Provided material -
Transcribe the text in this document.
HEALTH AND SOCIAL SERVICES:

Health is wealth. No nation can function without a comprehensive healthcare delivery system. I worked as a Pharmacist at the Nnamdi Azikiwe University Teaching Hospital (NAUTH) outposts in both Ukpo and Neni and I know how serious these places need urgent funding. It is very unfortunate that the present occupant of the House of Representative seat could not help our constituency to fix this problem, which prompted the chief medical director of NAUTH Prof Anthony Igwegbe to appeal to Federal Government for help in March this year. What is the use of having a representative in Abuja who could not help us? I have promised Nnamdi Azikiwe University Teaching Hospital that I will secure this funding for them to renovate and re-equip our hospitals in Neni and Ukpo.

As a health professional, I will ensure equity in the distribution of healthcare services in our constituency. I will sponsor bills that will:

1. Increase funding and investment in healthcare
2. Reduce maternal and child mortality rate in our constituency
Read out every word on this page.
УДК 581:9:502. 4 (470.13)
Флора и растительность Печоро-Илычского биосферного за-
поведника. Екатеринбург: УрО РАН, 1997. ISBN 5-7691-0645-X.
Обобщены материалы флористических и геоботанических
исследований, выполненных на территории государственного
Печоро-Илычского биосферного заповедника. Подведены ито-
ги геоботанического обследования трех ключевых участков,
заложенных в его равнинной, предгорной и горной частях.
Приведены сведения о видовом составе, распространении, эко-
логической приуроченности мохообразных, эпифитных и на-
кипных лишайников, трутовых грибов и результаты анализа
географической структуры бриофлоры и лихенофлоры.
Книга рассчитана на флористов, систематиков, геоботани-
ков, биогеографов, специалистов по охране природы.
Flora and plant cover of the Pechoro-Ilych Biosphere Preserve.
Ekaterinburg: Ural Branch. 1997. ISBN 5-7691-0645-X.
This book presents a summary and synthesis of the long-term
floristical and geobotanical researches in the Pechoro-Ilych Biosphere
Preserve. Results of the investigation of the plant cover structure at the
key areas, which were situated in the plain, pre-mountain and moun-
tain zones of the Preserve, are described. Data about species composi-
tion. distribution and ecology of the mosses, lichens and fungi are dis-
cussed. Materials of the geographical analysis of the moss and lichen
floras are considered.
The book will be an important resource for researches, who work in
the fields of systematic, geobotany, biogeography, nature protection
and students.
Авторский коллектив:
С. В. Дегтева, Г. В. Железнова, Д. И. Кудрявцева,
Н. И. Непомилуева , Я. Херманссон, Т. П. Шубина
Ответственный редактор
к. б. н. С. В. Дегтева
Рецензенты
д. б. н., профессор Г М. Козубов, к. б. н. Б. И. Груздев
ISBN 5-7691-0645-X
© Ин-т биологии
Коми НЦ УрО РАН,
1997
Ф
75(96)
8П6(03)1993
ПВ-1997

Set problem - Copy each line in the data that holds the word "cover".

Result -
Flora and plant cover of the Pechoro-Ilych Biosphere Preserve.
Preserve. Results of the investigation of the plant cover structure at the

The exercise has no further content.